== Data listing ==
....

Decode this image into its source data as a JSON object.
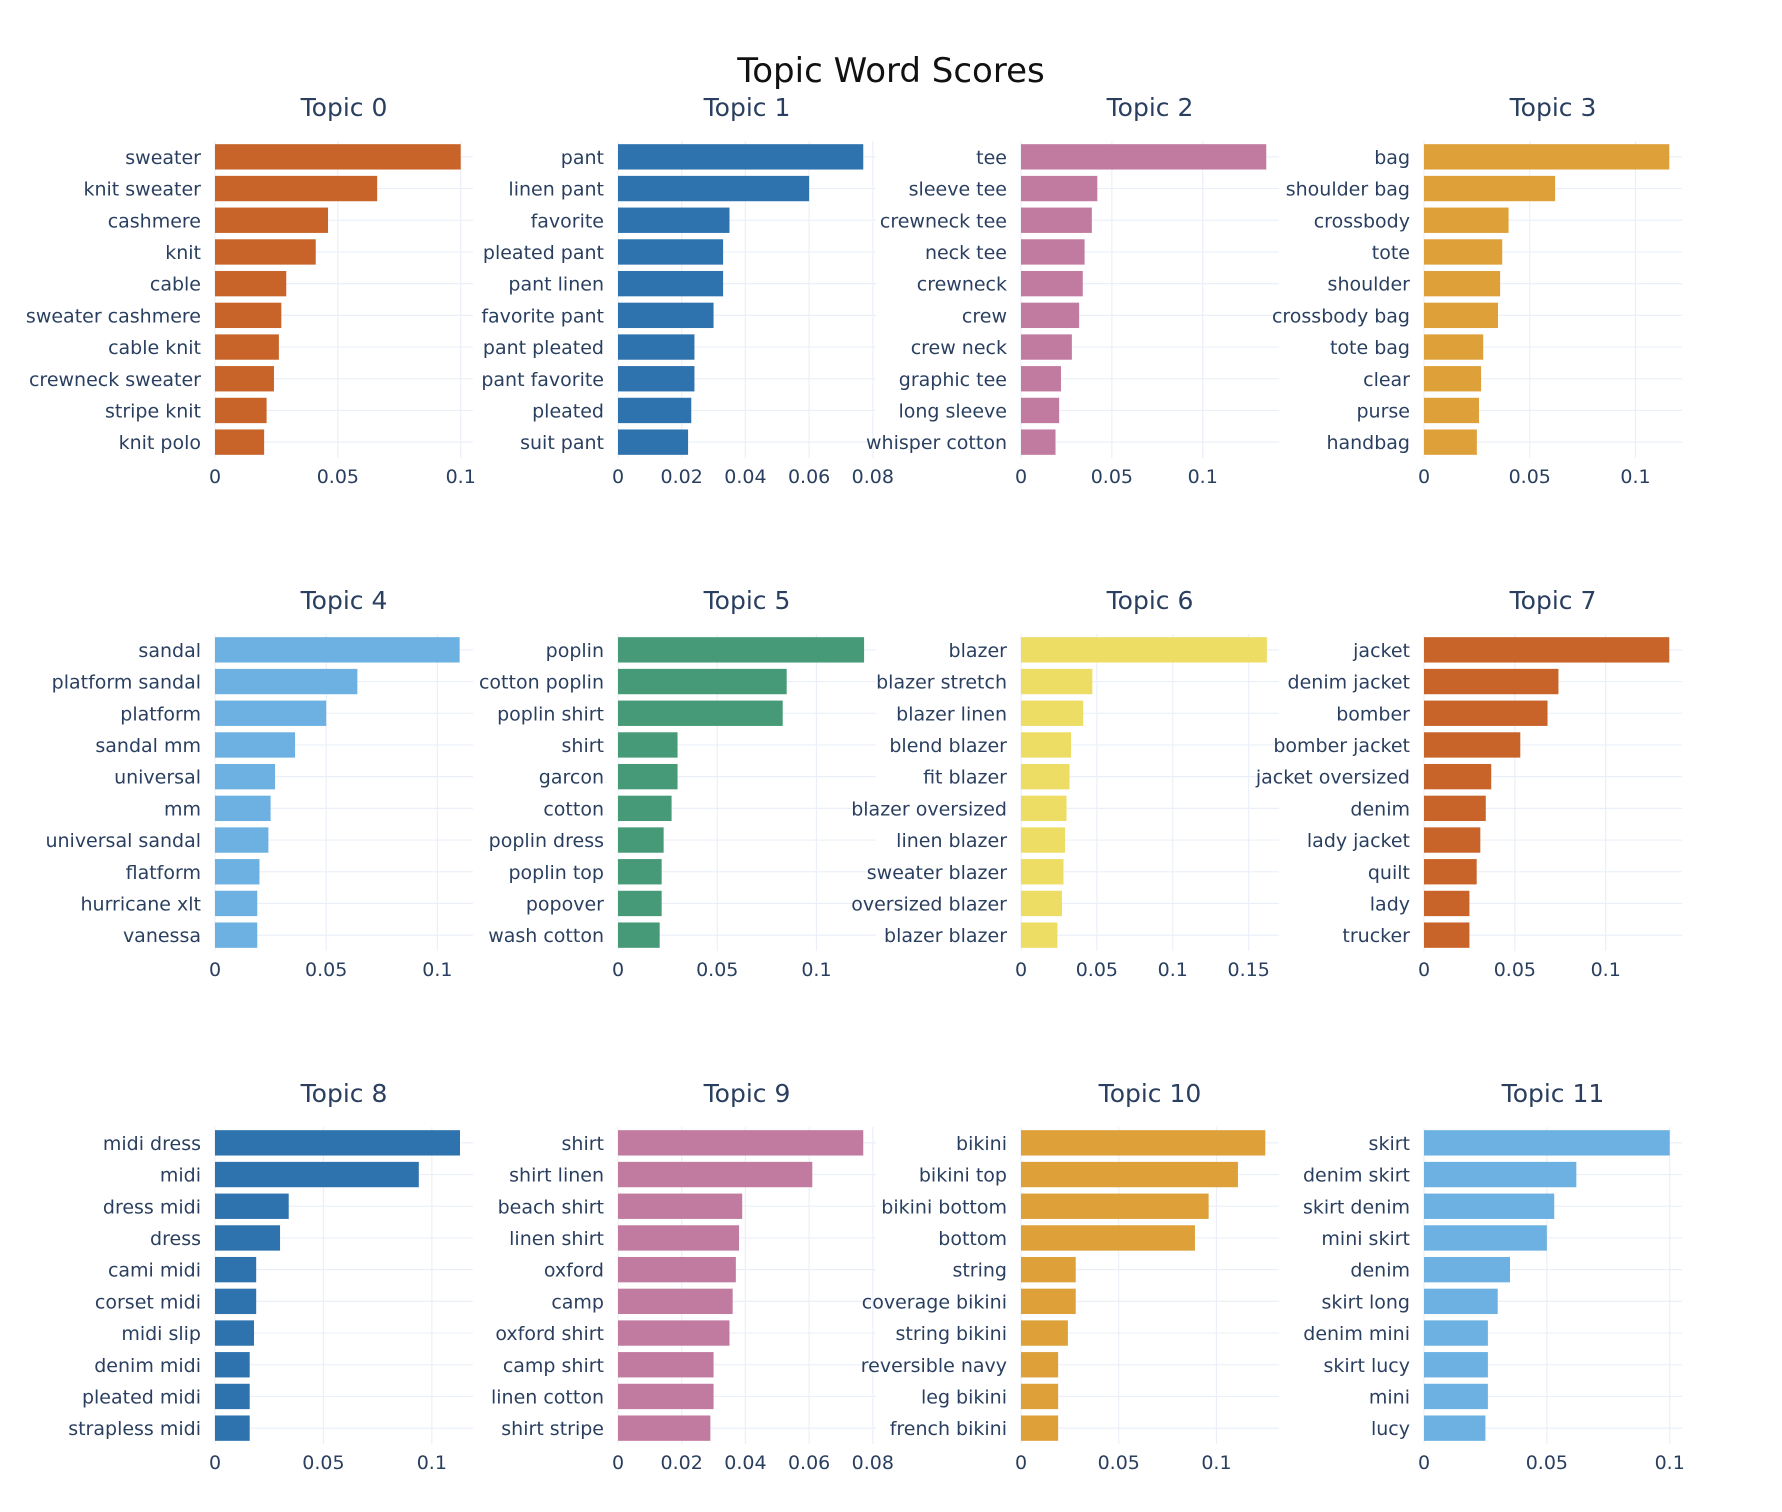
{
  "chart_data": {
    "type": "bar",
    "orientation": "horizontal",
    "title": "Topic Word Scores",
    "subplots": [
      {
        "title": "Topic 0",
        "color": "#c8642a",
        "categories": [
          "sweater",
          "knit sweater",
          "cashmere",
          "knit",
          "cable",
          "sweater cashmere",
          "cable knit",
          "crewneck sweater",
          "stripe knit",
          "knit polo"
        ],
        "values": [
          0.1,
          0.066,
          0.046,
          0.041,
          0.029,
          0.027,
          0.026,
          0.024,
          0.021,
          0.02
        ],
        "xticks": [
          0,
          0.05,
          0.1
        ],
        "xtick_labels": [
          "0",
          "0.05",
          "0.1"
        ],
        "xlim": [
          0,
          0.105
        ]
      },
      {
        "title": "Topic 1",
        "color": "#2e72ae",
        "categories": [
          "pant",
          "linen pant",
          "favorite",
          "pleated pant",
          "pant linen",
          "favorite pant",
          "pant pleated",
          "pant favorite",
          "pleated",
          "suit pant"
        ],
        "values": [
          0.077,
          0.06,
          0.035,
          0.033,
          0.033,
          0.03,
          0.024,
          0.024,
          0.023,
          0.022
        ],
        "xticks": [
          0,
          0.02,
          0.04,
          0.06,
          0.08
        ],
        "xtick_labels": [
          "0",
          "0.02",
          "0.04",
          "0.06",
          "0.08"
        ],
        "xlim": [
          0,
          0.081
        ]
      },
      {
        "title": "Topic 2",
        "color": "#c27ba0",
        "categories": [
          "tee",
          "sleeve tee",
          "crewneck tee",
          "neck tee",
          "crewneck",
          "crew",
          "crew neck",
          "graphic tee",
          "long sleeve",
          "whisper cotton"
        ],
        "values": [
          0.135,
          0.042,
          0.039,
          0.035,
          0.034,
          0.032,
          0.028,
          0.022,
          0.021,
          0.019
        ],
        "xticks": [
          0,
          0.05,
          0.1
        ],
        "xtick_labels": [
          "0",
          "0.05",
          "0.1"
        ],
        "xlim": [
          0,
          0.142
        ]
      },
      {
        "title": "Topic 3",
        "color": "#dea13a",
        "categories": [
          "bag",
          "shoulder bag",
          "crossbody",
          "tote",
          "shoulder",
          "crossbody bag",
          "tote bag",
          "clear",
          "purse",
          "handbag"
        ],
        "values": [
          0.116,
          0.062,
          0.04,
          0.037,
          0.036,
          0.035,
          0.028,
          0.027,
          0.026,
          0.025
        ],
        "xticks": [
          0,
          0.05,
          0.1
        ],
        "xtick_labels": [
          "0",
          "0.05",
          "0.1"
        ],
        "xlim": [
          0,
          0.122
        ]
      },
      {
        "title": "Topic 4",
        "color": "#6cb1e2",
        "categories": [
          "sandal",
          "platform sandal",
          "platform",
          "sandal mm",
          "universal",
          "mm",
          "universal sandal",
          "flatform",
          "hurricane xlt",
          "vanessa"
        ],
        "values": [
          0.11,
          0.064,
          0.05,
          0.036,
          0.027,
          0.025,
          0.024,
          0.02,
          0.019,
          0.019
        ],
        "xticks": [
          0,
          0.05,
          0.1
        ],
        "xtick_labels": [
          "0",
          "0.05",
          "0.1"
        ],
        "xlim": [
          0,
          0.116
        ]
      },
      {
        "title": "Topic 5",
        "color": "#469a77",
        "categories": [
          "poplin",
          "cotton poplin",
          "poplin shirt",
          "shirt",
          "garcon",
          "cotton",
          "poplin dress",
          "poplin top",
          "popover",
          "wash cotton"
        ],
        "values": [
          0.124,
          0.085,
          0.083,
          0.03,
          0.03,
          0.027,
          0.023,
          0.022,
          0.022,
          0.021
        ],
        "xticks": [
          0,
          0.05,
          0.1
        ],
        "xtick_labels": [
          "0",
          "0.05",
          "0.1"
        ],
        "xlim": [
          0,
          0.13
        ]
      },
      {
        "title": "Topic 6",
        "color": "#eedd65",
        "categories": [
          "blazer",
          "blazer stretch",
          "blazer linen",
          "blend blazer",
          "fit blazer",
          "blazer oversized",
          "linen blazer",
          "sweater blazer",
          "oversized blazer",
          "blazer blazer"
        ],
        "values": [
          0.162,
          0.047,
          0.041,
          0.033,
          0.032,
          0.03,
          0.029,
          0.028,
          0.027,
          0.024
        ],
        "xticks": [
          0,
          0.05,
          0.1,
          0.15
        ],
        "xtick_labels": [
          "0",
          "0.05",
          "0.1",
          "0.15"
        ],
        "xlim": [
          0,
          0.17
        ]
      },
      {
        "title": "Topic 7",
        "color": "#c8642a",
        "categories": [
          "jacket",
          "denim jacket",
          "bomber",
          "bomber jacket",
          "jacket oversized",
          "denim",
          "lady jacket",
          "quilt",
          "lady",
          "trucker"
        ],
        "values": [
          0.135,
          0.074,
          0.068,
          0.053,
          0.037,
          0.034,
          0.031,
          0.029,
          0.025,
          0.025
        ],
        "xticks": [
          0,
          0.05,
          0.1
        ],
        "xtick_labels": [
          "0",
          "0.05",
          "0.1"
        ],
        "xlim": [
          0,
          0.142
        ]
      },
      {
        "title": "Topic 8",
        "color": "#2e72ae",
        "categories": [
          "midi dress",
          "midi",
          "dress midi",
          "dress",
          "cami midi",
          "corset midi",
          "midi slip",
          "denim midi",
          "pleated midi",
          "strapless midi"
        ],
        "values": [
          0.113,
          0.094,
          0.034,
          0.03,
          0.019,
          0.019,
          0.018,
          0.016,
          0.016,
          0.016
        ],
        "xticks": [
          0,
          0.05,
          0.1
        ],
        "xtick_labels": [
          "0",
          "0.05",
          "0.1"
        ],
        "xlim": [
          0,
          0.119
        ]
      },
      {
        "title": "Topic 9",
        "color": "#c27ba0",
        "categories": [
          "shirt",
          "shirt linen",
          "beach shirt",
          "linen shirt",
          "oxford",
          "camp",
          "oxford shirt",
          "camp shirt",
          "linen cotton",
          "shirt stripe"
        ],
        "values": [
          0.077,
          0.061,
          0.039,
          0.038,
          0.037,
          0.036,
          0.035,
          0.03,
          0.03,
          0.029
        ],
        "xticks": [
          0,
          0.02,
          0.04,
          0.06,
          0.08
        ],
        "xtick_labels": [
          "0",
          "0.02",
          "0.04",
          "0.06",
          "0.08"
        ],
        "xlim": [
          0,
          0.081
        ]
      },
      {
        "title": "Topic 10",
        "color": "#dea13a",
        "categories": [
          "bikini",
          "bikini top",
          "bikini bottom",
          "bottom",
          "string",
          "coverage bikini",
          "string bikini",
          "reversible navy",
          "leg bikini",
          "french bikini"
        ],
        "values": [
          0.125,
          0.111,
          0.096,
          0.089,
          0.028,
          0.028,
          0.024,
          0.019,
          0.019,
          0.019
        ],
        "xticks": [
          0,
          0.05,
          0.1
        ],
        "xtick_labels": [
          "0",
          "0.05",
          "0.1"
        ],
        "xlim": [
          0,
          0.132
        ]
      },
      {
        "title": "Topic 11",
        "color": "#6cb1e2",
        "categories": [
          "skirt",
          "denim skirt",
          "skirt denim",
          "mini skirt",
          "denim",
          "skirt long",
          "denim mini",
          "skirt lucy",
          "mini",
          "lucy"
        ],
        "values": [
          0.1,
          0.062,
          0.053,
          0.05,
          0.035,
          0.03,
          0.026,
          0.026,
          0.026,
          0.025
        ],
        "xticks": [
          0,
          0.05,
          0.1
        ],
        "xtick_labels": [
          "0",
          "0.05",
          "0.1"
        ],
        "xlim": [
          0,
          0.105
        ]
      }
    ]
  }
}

....

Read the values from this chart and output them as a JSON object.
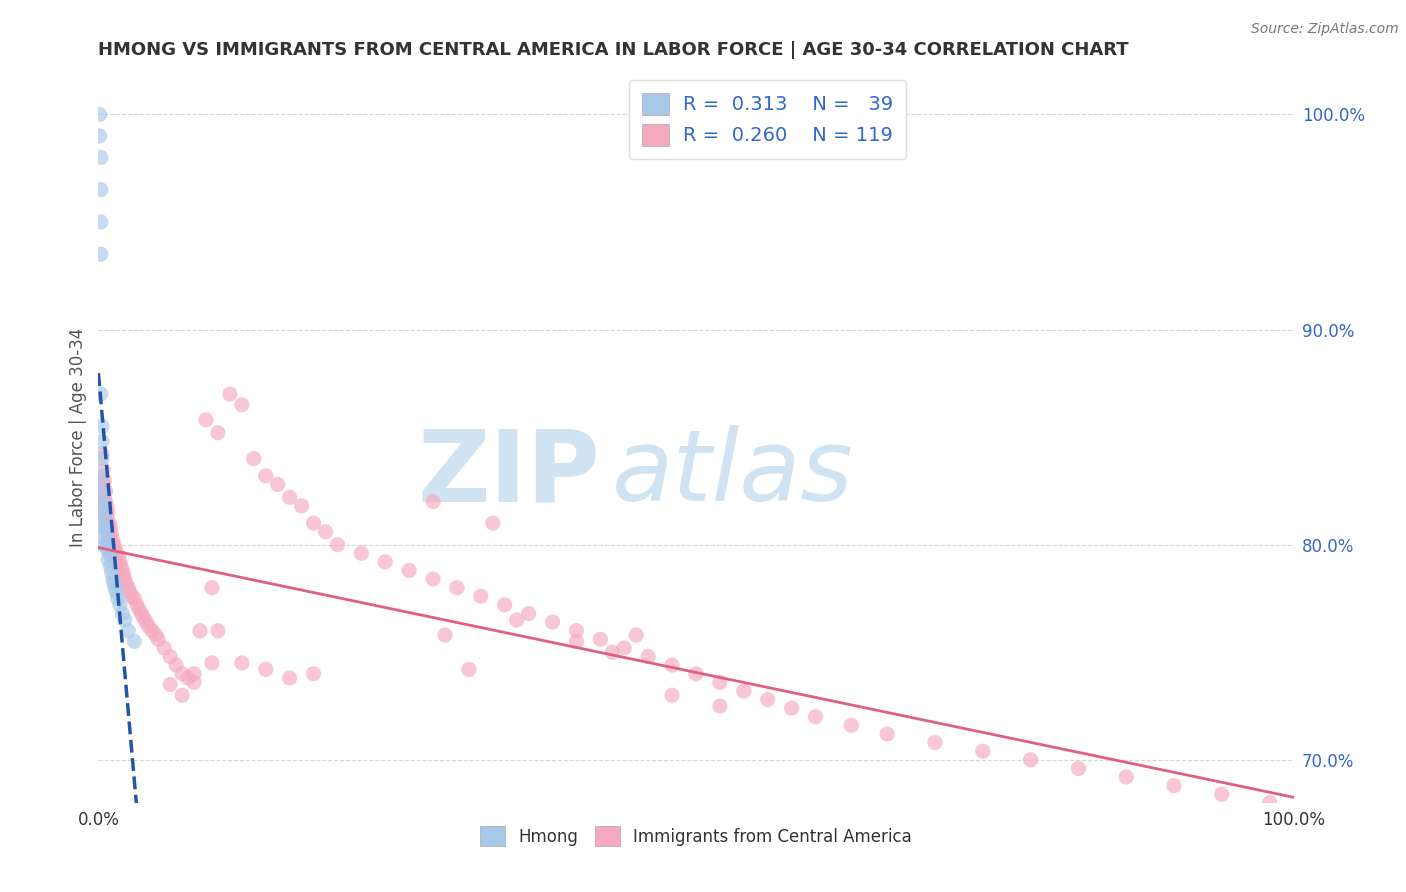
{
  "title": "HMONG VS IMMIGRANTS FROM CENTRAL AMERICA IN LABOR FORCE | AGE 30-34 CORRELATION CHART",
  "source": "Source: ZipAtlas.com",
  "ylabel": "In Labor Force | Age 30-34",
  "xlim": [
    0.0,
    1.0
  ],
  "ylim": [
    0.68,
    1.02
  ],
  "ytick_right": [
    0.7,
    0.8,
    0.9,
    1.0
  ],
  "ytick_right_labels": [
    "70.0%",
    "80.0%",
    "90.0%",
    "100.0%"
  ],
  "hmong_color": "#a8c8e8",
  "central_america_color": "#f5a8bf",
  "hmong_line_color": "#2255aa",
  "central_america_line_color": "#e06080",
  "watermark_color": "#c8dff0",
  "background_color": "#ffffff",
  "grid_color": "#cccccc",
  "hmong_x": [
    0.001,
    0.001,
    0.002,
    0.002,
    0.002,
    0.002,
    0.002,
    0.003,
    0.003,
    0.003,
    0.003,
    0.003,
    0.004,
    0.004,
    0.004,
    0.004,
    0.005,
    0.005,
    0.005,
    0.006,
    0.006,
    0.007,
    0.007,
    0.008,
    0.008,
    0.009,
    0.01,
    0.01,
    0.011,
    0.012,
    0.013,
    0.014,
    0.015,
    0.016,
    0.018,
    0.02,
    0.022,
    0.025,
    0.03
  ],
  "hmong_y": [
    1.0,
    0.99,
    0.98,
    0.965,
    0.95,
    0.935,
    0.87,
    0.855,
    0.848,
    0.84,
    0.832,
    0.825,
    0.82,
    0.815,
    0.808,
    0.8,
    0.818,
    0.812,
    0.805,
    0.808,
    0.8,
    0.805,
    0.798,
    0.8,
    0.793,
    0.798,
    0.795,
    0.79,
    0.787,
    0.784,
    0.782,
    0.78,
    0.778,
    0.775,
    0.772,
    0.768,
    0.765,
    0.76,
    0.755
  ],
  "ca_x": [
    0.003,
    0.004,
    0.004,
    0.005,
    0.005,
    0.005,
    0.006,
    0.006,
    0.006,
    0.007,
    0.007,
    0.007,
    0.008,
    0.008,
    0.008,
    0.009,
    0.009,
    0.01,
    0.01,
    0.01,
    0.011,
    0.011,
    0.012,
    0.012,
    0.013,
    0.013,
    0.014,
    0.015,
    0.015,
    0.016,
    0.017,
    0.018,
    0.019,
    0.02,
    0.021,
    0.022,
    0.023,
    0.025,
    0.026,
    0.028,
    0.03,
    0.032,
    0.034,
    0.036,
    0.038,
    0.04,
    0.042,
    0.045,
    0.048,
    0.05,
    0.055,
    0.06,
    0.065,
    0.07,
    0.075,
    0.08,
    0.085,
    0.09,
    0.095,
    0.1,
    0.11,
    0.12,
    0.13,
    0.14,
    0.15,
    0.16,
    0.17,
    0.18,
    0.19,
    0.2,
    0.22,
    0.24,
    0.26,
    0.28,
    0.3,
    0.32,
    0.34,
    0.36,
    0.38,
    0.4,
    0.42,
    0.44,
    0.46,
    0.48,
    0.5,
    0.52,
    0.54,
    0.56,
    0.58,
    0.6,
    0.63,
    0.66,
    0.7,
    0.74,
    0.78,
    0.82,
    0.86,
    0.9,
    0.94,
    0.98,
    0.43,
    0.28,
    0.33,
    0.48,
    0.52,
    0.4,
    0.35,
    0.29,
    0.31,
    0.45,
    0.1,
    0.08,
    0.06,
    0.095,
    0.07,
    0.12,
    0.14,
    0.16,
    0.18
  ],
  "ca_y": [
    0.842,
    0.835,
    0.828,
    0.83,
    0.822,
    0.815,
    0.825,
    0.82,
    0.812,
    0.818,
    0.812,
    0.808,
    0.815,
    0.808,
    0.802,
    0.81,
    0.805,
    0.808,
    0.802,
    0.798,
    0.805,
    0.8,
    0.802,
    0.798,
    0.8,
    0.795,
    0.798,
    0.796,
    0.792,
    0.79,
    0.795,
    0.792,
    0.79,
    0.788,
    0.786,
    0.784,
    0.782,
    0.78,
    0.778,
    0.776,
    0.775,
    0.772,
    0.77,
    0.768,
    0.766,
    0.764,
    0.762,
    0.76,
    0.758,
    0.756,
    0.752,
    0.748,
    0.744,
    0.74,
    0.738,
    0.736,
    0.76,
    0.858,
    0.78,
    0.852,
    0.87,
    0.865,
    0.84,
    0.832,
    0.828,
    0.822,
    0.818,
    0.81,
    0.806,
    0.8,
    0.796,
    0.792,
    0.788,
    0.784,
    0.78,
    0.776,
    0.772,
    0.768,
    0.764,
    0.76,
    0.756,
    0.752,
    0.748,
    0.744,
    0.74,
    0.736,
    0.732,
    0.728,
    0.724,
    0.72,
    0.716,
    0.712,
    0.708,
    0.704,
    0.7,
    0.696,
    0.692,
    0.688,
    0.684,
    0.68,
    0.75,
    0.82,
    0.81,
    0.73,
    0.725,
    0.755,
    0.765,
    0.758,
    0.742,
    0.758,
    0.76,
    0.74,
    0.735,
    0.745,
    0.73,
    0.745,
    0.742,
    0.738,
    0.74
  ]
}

....

== Description of the task ==
Reproduce each line holding the word "linen".

== Final answer ==
          "linen pant",
          "pant linen",
          "blazer linen",
          "linen blazer",
          "shirt linen",
          "linen shirt",
          "linen cotton",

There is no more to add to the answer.